> [Task statement] Look through the records below, and copy out every line that holds the string "Failures".

/---

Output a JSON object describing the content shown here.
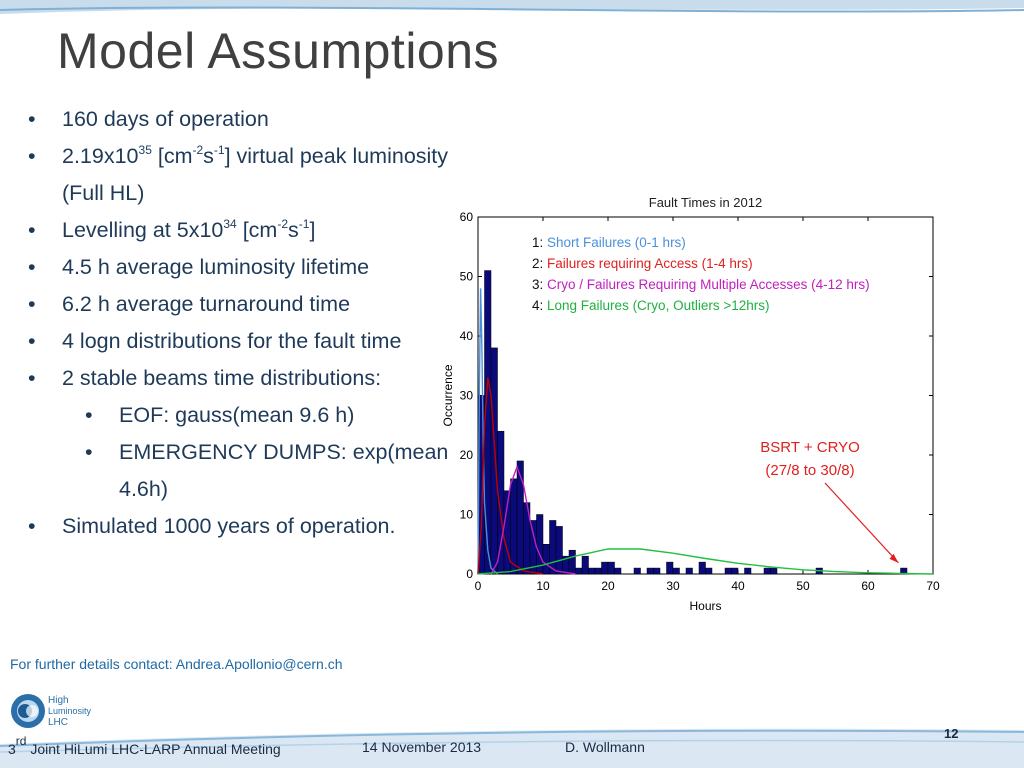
{
  "slide": {
    "title": "Model Assumptions",
    "bullets": {
      "b1": "160 days of operation",
      "b2_pre": "2.19x10",
      "b2_sup1": "35",
      "b2_mid1": " [cm",
      "b2_sup2": "-2",
      "b2_mid2": "s",
      "b2_sup3": "-1",
      "b2_post": "] virtual peak luminosity",
      "b2_cont": "(Full HL)",
      "b3_pre": "Levelling at 5x10",
      "b3_sup1": "34",
      "b3_mid1": " [cm",
      "b3_sup2": "-2",
      "b3_mid2": "s",
      "b3_sup3": "-1",
      "b3_post": "]",
      "b4": "4.5 h average luminosity lifetime",
      "b5": "6.2 h average turnaround time",
      "b6": "4 logn distributions for the fault time",
      "b7": "2 stable beams time distributions:",
      "s1": "EOF: gauss(mean 9.6 h)",
      "s2": "EMERGENCY DUMPS: exp(mean",
      "s2_cont": "4.6h)",
      "b8": " Simulated 1000 years of operation."
    },
    "bullet_char": "•",
    "contact": "For further details contact: Andrea.Apollonio@cern.ch",
    "footer": {
      "meeting_sup": "rd",
      "meeting_num": "3",
      "meeting_text": " Joint HiLumi LHC-LARP Annual Meeting",
      "date": "14 November 2013",
      "author": "D. Wollmann",
      "page": "12"
    },
    "logo": {
      "line1": "High",
      "line2": "Luminosity",
      "line3": "LHC"
    }
  },
  "chart_data": {
    "type": "bar",
    "title": "Fault Times in 2012",
    "xlabel": "Hours",
    "ylabel": "Occurrence",
    "xlim": [
      0,
      70
    ],
    "ylim": [
      0,
      60
    ],
    "xticks": [
      0,
      10,
      20,
      30,
      40,
      50,
      60,
      70
    ],
    "yticks": [
      0,
      10,
      20,
      30,
      40,
      50,
      60
    ],
    "bin_width": 1,
    "bins": [
      {
        "x": 0,
        "y": 30
      },
      {
        "x": 1,
        "y": 51
      },
      {
        "x": 2,
        "y": 38
      },
      {
        "x": 3,
        "y": 24
      },
      {
        "x": 4,
        "y": 14
      },
      {
        "x": 5,
        "y": 16
      },
      {
        "x": 6,
        "y": 19
      },
      {
        "x": 7,
        "y": 12
      },
      {
        "x": 8,
        "y": 9
      },
      {
        "x": 9,
        "y": 10
      },
      {
        "x": 10,
        "y": 5
      },
      {
        "x": 11,
        "y": 9
      },
      {
        "x": 12,
        "y": 8
      },
      {
        "x": 13,
        "y": 3
      },
      {
        "x": 14,
        "y": 4
      },
      {
        "x": 15,
        "y": 1
      },
      {
        "x": 16,
        "y": 3
      },
      {
        "x": 17,
        "y": 1
      },
      {
        "x": 18,
        "y": 1
      },
      {
        "x": 19,
        "y": 2
      },
      {
        "x": 20,
        "y": 2
      },
      {
        "x": 21,
        "y": 1
      },
      {
        "x": 24,
        "y": 1
      },
      {
        "x": 26,
        "y": 1
      },
      {
        "x": 27,
        "y": 1
      },
      {
        "x": 29,
        "y": 2
      },
      {
        "x": 30,
        "y": 1
      },
      {
        "x": 32,
        "y": 1
      },
      {
        "x": 34,
        "y": 2
      },
      {
        "x": 35,
        "y": 1
      },
      {
        "x": 38,
        "y": 1
      },
      {
        "x": 39,
        "y": 1
      },
      {
        "x": 41,
        "y": 1
      },
      {
        "x": 44,
        "y": 1
      },
      {
        "x": 45,
        "y": 1
      },
      {
        "x": 52,
        "y": 1
      },
      {
        "x": 65,
        "y": 1
      }
    ],
    "fit_curves": [
      {
        "color": "#4a90d9",
        "points": [
          [
            0,
            0
          ],
          [
            0.2,
            30
          ],
          [
            0.4,
            48
          ],
          [
            0.6,
            38
          ],
          [
            0.8,
            22
          ],
          [
            1,
            12
          ],
          [
            1.5,
            4
          ],
          [
            2,
            1
          ],
          [
            3,
            0
          ]
        ]
      },
      {
        "color": "#c00000",
        "points": [
          [
            0,
            0
          ],
          [
            0.5,
            8
          ],
          [
            1,
            25
          ],
          [
            1.5,
            33
          ],
          [
            2,
            30
          ],
          [
            2.5,
            22
          ],
          [
            3,
            14
          ],
          [
            4,
            6
          ],
          [
            5,
            2
          ],
          [
            7,
            0.5
          ],
          [
            10,
            0
          ]
        ]
      },
      {
        "color": "#c020c0",
        "points": [
          [
            2,
            0
          ],
          [
            3,
            2
          ],
          [
            4,
            8
          ],
          [
            5,
            15
          ],
          [
            6,
            18
          ],
          [
            7,
            15
          ],
          [
            8,
            9
          ],
          [
            9,
            4.5
          ],
          [
            10,
            2
          ],
          [
            12,
            0.5
          ],
          [
            15,
            0
          ]
        ]
      },
      {
        "color": "#20c040",
        "points": [
          [
            0,
            0
          ],
          [
            5,
            0.4
          ],
          [
            10,
            1.5
          ],
          [
            15,
            3
          ],
          [
            20,
            4.2
          ],
          [
            25,
            4.2
          ],
          [
            30,
            3.5
          ],
          [
            35,
            2.6
          ],
          [
            40,
            1.8
          ],
          [
            45,
            1.2
          ],
          [
            50,
            0.7
          ],
          [
            55,
            0.4
          ],
          [
            60,
            0.2
          ],
          [
            65,
            0.1
          ],
          [
            70,
            0
          ]
        ]
      }
    ],
    "legend": [
      {
        "num": "1: ",
        "text": "Short Failures (0-1 hrs)",
        "color": "#4a90d9"
      },
      {
        "num": "2: ",
        "text": "Failures requiring Access (1-4 hrs)",
        "color": "#e02020"
      },
      {
        "num": "3: ",
        "text": "Cryo / Failures Requiring Multiple Accesses (4-12 hrs)",
        "color": "#c020c0"
      },
      {
        "num": "4: ",
        "text": "Long Failures (Cryo, Outliers >12hrs)",
        "color": "#20b040"
      }
    ],
    "legend_position": "top-right",
    "annotation": {
      "line1": "BSRT + CRYO",
      "line2": "(27/8 to 30/8)",
      "color": "#e02020",
      "points_to_x": 65,
      "points_to_y": 1.2
    },
    "bar_color": "#0a0a7a"
  }
}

\---

> [Result of the task]
        "text": "Short Failures (0-1 hrs)",
        "text": "Failures requiring Access (1-4 hrs)",
        "text": "Cryo / Failures Requiring Multiple Accesses (4-12 hrs)",
        "text": "Long Failures (Cryo, Outliers >12hrs)",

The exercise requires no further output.